» **Job**
Each of the entries should be retyped precisely as it appears.

» **Data records**
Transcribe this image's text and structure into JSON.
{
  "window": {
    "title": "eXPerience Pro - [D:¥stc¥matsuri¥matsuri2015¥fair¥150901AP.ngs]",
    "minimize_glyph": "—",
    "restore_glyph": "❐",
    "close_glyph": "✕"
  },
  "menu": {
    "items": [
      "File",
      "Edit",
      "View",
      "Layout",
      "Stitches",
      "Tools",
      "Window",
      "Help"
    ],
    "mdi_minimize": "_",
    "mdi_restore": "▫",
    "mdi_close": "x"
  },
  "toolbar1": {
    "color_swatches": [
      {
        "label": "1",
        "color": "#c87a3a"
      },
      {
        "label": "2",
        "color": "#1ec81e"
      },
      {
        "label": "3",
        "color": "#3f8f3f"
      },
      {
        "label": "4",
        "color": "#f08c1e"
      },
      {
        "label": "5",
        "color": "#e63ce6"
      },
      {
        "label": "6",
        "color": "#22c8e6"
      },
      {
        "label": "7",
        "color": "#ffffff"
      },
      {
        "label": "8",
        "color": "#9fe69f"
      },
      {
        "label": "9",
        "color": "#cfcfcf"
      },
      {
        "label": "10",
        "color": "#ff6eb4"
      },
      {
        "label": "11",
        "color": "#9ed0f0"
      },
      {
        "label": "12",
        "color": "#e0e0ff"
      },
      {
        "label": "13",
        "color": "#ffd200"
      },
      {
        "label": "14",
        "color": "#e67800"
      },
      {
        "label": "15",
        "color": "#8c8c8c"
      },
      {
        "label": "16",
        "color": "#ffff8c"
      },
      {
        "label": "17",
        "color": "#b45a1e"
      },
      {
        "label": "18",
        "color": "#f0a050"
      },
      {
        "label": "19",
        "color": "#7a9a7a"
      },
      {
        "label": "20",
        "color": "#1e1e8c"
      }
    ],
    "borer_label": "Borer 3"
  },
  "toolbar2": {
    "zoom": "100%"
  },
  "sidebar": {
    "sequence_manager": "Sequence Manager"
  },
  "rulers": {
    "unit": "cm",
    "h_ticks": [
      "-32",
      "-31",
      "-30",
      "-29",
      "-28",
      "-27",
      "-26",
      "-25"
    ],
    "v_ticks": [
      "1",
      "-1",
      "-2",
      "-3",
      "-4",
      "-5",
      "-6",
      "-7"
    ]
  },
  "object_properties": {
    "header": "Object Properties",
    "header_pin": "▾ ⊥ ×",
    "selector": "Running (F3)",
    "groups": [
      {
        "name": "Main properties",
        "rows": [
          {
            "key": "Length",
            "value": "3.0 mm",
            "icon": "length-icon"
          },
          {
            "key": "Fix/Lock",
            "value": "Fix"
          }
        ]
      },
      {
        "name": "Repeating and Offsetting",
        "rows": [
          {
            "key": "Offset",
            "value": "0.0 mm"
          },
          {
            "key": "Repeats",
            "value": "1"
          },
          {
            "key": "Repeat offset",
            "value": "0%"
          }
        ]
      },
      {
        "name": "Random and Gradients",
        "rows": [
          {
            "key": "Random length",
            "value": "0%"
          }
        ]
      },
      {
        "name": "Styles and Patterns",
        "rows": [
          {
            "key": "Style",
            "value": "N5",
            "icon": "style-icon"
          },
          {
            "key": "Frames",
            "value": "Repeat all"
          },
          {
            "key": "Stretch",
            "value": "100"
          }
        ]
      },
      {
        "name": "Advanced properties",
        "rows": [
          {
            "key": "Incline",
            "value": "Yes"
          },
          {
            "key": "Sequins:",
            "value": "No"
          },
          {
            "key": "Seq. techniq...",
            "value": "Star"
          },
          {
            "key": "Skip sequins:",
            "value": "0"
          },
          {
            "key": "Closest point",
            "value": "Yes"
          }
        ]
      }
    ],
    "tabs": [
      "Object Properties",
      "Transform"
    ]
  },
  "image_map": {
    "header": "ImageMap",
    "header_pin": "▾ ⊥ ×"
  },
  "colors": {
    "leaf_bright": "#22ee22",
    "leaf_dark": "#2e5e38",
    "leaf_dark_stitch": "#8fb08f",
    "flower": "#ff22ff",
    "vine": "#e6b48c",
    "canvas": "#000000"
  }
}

» **Solution to this problem**
Transcribe this image's text and structure into JSON.
{
  "window": {
    "title": "eXPerience Pro - [D:¥stc¥matsuri¥matsuri2015¥fair¥150901AP.ngs]",
    "minimize_glyph": "—",
    "restore_glyph": "❐",
    "close_glyph": "✕"
  },
  "menu": {
    "items": [
      "File",
      "Edit",
      "View",
      "Layout",
      "Stitches",
      "Tools",
      "Window",
      "Help"
    ],
    "mdi_minimize": "_",
    "mdi_restore": "▫",
    "mdi_close": "x"
  },
  "toolbar1": {
    "color_swatches": [
      {
        "label": "1",
        "color": "#c87a3a"
      },
      {
        "label": "2",
        "color": "#1ec81e"
      },
      {
        "label": "3",
        "color": "#3f8f3f"
      },
      {
        "label": "4",
        "color": "#f08c1e"
      },
      {
        "label": "5",
        "color": "#e63ce6"
      },
      {
        "label": "6",
        "color": "#22c8e6"
      },
      {
        "label": "7",
        "color": "#ffffff"
      },
      {
        "label": "8",
        "color": "#9fe69f"
      },
      {
        "label": "9",
        "color": "#cfcfcf"
      },
      {
        "label": "10",
        "color": "#ff6eb4"
      },
      {
        "label": "11",
        "color": "#9ed0f0"
      },
      {
        "label": "12",
        "color": "#e0e0ff"
      },
      {
        "label": "13",
        "color": "#ffd200"
      },
      {
        "label": "14",
        "color": "#e67800"
      },
      {
        "label": "15",
        "color": "#8c8c8c"
      },
      {
        "label": "16",
        "color": "#ffff8c"
      },
      {
        "label": "17",
        "color": "#b45a1e"
      },
      {
        "label": "18",
        "color": "#f0a050"
      },
      {
        "label": "19",
        "color": "#7a9a7a"
      },
      {
        "label": "20",
        "color": "#1e1e8c"
      }
    ],
    "borer_label": "Borer 3"
  },
  "toolbar2": {
    "zoom": "100%"
  },
  "sidebar": {
    "sequence_manager": "Sequence Manager"
  },
  "rulers": {
    "unit": "cm",
    "h_ticks": [
      "-32",
      "-31",
      "-30",
      "-29",
      "-28",
      "-27",
      "-26",
      "-25"
    ],
    "v_ticks": [
      "1",
      "-1",
      "-2",
      "-3",
      "-4",
      "-5",
      "-6",
      "-7"
    ]
  },
  "object_properties": {
    "header": "Object Properties",
    "header_pin": "▾ ⊥ ×",
    "selector": "Running (F3)",
    "groups": [
      {
        "name": "Main properties",
        "rows": [
          {
            "key": "Length",
            "value": "3.0 mm",
            "icon": "length-icon"
          },
          {
            "key": "Fix/Lock",
            "value": "Fix"
          }
        ]
      },
      {
        "name": "Repeating and Offsetting",
        "rows": [
          {
            "key": "Offset",
            "value": "0.0 mm"
          },
          {
            "key": "Repeats",
            "value": "1"
          },
          {
            "key": "Repeat offset",
            "value": "0%"
          }
        ]
      },
      {
        "name": "Random and Gradients",
        "rows": [
          {
            "key": "Random length",
            "value": "0%"
          }
        ]
      },
      {
        "name": "Styles and Patterns",
        "rows": [
          {
            "key": "Style",
            "value": "N5",
            "icon": "style-icon"
          },
          {
            "key": "Frames",
            "value": "Repeat all"
          },
          {
            "key": "Stretch",
            "value": "100"
          }
        ]
      },
      {
        "name": "Advanced properties",
        "rows": [
          {
            "key": "Incline",
            "value": "Yes"
          },
          {
            "key": "Sequins:",
            "value": "No"
          },
          {
            "key": "Seq. techniq...",
            "value": "Star"
          },
          {
            "key": "Skip sequins:",
            "value": "0"
          },
          {
            "key": "Closest point",
            "value": "Yes"
          }
        ]
      }
    ],
    "tabs": [
      "Object Properties",
      "Transform"
    ]
  },
  "image_map": {
    "header": "ImageMap",
    "header_pin": "▾ ⊥ ×"
  },
  "colors": {
    "leaf_bright": "#22ee22",
    "leaf_dark": "#2e5e38",
    "leaf_dark_stitch": "#8fb08f",
    "flower": "#ff22ff",
    "vine": "#e6b48c",
    "canvas": "#000000"
  }
}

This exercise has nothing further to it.